• Task description:
Set the listing down unchanged, minus every embedded image.

Stored items from a collection
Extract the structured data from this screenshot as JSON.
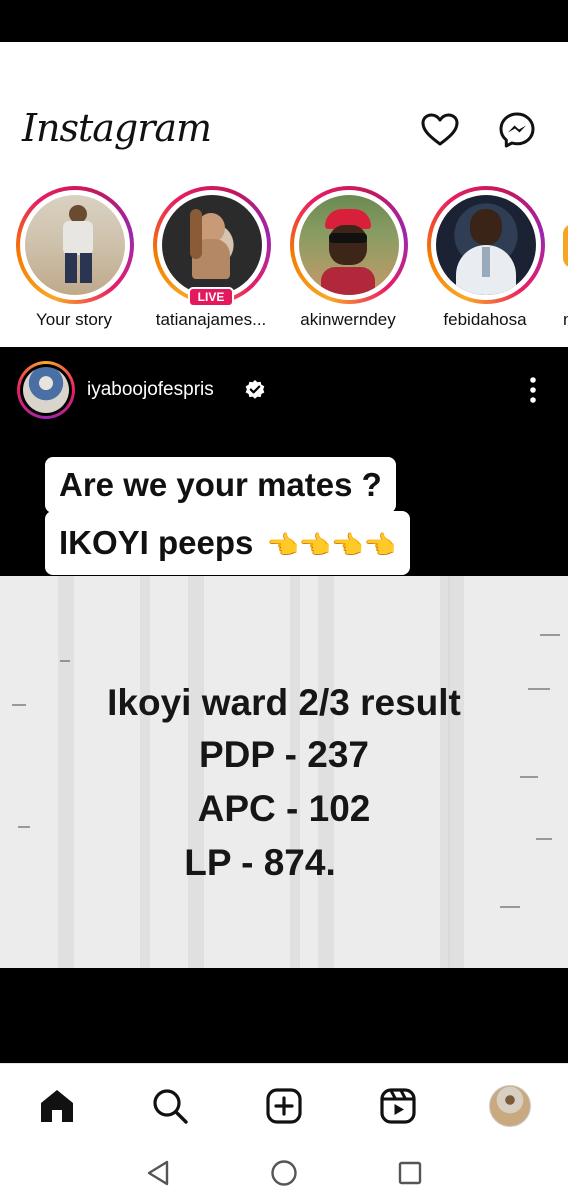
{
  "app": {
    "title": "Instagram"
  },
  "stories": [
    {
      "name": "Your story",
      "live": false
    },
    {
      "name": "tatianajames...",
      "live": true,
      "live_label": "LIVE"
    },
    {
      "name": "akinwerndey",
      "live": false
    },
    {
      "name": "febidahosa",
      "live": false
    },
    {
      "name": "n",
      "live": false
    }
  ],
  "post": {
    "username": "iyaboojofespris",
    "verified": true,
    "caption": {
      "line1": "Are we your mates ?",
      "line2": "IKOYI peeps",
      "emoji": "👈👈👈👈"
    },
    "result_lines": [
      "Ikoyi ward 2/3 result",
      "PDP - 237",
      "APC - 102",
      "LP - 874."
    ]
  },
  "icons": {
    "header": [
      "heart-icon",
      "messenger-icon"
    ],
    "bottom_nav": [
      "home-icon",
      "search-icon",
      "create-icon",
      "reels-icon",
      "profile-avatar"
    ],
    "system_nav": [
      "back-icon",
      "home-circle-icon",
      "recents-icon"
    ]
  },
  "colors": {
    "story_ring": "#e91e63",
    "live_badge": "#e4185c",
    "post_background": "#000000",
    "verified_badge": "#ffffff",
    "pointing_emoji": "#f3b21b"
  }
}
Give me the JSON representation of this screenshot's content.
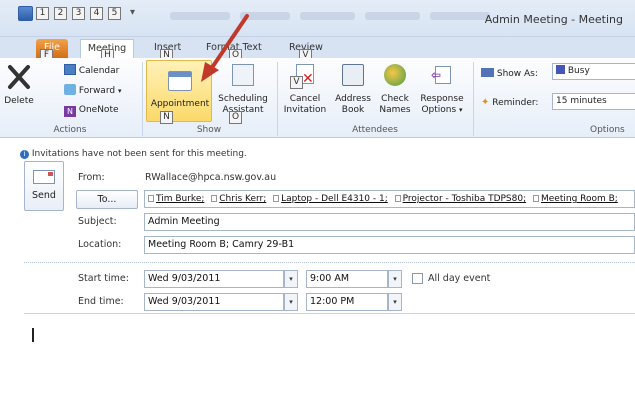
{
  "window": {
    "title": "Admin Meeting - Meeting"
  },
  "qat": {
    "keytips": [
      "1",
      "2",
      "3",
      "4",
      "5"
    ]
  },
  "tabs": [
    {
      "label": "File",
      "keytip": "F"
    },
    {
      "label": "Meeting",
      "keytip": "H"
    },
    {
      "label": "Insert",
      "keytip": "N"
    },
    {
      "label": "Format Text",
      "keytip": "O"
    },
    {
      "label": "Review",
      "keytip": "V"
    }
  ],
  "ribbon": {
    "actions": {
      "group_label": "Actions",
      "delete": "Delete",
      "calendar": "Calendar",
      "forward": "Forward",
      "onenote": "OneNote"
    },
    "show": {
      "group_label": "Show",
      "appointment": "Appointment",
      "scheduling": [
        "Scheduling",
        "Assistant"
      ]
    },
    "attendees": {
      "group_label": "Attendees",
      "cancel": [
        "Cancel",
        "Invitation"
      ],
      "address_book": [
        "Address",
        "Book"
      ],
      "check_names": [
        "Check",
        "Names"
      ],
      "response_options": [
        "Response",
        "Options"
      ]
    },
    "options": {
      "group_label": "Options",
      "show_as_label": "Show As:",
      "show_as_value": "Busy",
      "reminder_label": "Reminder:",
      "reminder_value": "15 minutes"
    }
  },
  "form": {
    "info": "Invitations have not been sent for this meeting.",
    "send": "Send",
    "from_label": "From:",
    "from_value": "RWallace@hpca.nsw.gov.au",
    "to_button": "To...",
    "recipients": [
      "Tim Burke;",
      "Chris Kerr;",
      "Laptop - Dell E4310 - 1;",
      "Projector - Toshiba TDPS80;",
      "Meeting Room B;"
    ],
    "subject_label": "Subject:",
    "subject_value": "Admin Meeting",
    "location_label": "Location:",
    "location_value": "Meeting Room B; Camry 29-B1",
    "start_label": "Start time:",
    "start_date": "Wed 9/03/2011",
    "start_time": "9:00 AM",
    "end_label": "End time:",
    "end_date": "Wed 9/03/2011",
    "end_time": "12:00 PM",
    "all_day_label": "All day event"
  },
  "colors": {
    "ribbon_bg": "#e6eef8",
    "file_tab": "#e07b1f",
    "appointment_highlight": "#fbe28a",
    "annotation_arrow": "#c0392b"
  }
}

• Correct answer:
Extract the structured data from this screenshot as JSON.
{
  "app": {
    "title": "Instagram"
  },
  "stories": [
    {
      "name": "Your story",
      "live": false
    },
    {
      "name": "tatianajames...",
      "live": true,
      "live_label": "LIVE"
    },
    {
      "name": "akinwerndey",
      "live": false
    },
    {
      "name": "febidahosa",
      "live": false
    },
    {
      "name": "n",
      "live": false
    }
  ],
  "post": {
    "username": "iyaboojofespris",
    "verified": true,
    "caption": {
      "line1": "Are we your mates ?",
      "line2": "IKOYI peeps",
      "emoji": "👈👈👈👈"
    },
    "result_lines": [
      "Ikoyi ward 2/3 result",
      "PDP - 237",
      "APC - 102",
      "LP - 874."
    ]
  },
  "icons": {
    "header": [
      "heart-icon",
      "messenger-icon"
    ],
    "bottom_nav": [
      "home-icon",
      "search-icon",
      "create-icon",
      "reels-icon",
      "profile-avatar"
    ],
    "system_nav": [
      "back-icon",
      "home-circle-icon",
      "recents-icon"
    ]
  },
  "colors": {
    "story_ring": "#e91e63",
    "live_badge": "#e4185c",
    "post_background": "#000000",
    "verified_badge": "#ffffff",
    "pointing_emoji": "#f3b21b"
  }
}
Give me the JSON representation of this screenshot's content.
{
  "window": {
    "title": "Admin Meeting - Meeting"
  },
  "qat": {
    "keytips": [
      "1",
      "2",
      "3",
      "4",
      "5"
    ]
  },
  "tabs": [
    {
      "label": "File",
      "keytip": "F"
    },
    {
      "label": "Meeting",
      "keytip": "H"
    },
    {
      "label": "Insert",
      "keytip": "N"
    },
    {
      "label": "Format Text",
      "keytip": "O"
    },
    {
      "label": "Review",
      "keytip": "V"
    }
  ],
  "ribbon": {
    "actions": {
      "group_label": "Actions",
      "delete": "Delete",
      "calendar": "Calendar",
      "forward": "Forward",
      "onenote": "OneNote"
    },
    "show": {
      "group_label": "Show",
      "appointment": "Appointment",
      "scheduling": [
        "Scheduling",
        "Assistant"
      ]
    },
    "attendees": {
      "group_label": "Attendees",
      "cancel": [
        "Cancel",
        "Invitation"
      ],
      "address_book": [
        "Address",
        "Book"
      ],
      "check_names": [
        "Check",
        "Names"
      ],
      "response_options": [
        "Response",
        "Options"
      ]
    },
    "options": {
      "group_label": "Options",
      "show_as_label": "Show As:",
      "show_as_value": "Busy",
      "reminder_label": "Reminder:",
      "reminder_value": "15 minutes"
    }
  },
  "form": {
    "info": "Invitations have not been sent for this meeting.",
    "send": "Send",
    "from_label": "From:",
    "from_value": "RWallace@hpca.nsw.gov.au",
    "to_button": "To...",
    "recipients": [
      "Tim Burke;",
      "Chris Kerr;",
      "Laptop - Dell E4310 - 1;",
      "Projector - Toshiba TDPS80;",
      "Meeting Room B;"
    ],
    "subject_label": "Subject:",
    "subject_value": "Admin Meeting",
    "location_label": "Location:",
    "location_value": "Meeting Room B; Camry 29-B1",
    "start_label": "Start time:",
    "start_date": "Wed 9/03/2011",
    "start_time": "9:00 AM",
    "end_label": "End time:",
    "end_date": "Wed 9/03/2011",
    "end_time": "12:00 PM",
    "all_day_label": "All day event"
  },
  "colors": {
    "ribbon_bg": "#e6eef8",
    "file_tab": "#e07b1f",
    "appointment_highlight": "#fbe28a",
    "annotation_arrow": "#c0392b"
  }
}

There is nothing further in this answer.